--- BEGIN INFORMATION GIVEN ---

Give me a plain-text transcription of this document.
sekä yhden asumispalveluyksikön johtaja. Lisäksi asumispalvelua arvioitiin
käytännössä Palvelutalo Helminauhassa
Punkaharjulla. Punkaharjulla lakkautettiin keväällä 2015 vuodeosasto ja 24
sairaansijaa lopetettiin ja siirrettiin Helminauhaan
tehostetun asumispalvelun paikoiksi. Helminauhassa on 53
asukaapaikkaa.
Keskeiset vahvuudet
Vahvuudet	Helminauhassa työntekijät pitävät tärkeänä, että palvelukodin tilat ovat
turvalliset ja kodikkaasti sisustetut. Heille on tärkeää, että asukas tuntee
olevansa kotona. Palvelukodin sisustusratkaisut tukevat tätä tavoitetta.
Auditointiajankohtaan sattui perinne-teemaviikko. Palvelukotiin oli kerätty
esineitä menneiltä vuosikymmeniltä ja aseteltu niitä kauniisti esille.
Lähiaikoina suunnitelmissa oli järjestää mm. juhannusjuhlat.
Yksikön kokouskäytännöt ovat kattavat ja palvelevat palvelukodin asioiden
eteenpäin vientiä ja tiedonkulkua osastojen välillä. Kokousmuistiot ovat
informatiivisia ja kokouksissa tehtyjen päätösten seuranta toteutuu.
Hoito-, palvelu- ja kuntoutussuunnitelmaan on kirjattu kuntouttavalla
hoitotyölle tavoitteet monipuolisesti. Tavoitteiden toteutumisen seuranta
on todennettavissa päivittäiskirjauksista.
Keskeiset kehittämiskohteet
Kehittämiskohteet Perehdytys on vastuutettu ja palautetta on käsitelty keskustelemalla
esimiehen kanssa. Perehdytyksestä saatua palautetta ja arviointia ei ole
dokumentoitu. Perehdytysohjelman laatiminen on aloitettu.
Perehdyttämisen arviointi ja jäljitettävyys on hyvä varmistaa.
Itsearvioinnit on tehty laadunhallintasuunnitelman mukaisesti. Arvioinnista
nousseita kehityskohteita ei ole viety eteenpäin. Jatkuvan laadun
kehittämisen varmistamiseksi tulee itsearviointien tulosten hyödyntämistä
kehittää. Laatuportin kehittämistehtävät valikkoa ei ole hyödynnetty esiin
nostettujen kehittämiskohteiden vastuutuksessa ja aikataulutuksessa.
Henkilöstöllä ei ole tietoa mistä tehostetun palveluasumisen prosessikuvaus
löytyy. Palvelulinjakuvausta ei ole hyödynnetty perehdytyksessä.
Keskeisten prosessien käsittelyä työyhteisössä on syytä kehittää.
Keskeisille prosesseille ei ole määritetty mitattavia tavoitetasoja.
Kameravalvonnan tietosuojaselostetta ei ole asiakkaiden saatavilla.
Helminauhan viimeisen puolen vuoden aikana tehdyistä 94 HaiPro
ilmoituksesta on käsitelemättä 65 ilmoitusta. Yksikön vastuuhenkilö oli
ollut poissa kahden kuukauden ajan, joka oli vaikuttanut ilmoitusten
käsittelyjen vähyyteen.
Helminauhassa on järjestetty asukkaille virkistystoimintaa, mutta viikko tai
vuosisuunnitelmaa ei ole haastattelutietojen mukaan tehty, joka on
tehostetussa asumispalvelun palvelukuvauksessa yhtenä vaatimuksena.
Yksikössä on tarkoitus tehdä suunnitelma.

--- END INFORMATION GIVEN ---

__WORK TO COMPLETE__: Repeat the entries exactly, all of them.

__EXPECTED ANSWER__:
Give me a plain-text transcription of this document.
sekä yhden asumispalveluyksikön johtaja. Lisäksi asumispalvelua arvioitiin
käytännössä Palvelutalo Helminauhassa
Punkaharjulla. Punkaharjulla lakkautettiin keväällä 2015 vuodeosasto ja 24
sairaansijaa lopetettiin ja siirrettiin Helminauhaan
tehostetun asumispalvelun paikoiksi. Helminauhassa on 53
asukaapaikkaa.
Keskeiset vahvuudet
Vahvuudet	Helminauhassa työntekijät pitävät tärkeänä, että palvelukodin tilat ovat
turvalliset ja kodikkaasti sisustetut. Heille on tärkeää, että asukas tuntee
olevansa kotona. Palvelukodin sisustusratkaisut tukevat tätä tavoitetta.
Auditointiajankohtaan sattui perinne-teemaviikko. Palvelukotiin oli kerätty
esineitä menneiltä vuosikymmeniltä ja aseteltu niitä kauniisti esille.
Lähiaikoina suunnitelmissa oli järjestää mm. juhannusjuhlat.
Yksikön kokouskäytännöt ovat kattavat ja palvelevat palvelukodin asioiden
eteenpäin vientiä ja tiedonkulkua osastojen välillä. Kokousmuistiot ovat
informatiivisia ja kokouksissa tehtyjen päätösten seuranta toteutuu.
Hoito-, palvelu- ja kuntoutussuunnitelmaan on kirjattu kuntouttavalla
hoitotyölle tavoitteet monipuolisesti. Tavoitteiden toteutumisen seuranta
on todennettavissa päivittäiskirjauksista.
Keskeiset kehittämiskohteet
Kehittämiskohteet Perehdytys on vastuutettu ja palautetta on käsitelty keskustelemalla
esimiehen kanssa. Perehdytyksestä saatua palautetta ja arviointia ei ole
dokumentoitu. Perehdytysohjelman laatiminen on aloitettu.
Perehdyttämisen arviointi ja jäljitettävyys on hyvä varmistaa.
Itsearvioinnit on tehty laadunhallintasuunnitelman mukaisesti. Arvioinnista
nousseita kehityskohteita ei ole viety eteenpäin. Jatkuvan laadun
kehittämisen varmistamiseksi tulee itsearviointien tulosten hyödyntämistä
kehittää. Laatuportin kehittämistehtävät valikkoa ei ole hyödynnetty esiin
nostettujen kehittämiskohteiden vastuutuksessa ja aikataulutuksessa.
Henkilöstöllä ei ole tietoa mistä tehostetun palveluasumisen prosessikuvaus
löytyy. Palvelulinjakuvausta ei ole hyödynnetty perehdytyksessä.
Keskeisten prosessien käsittelyä työyhteisössä on syytä kehittää.
Keskeisille prosesseille ei ole määritetty mitattavia tavoitetasoja.
Kameravalvonnan tietosuojaselostetta ei ole asiakkaiden saatavilla.
Helminauhan viimeisen puolen vuoden aikana tehdyistä 94 HaiPro
ilmoituksesta on käsitelemättä 65 ilmoitusta. Yksikön vastuuhenkilö oli
ollut poissa kahden kuukauden ajan, joka oli vaikuttanut ilmoitusten
käsittelyjen vähyyteen.
Helminauhassa on järjestetty asukkaille virkistystoimintaa, mutta viikko tai
vuosisuunnitelmaa ei ole haastattelutietojen mukaan tehty, joka on
tehostetussa asumispalvelun palvelukuvauksessa yhtenä vaatimuksena.
Yksikössä on tarkoitus tehdä suunnitelma.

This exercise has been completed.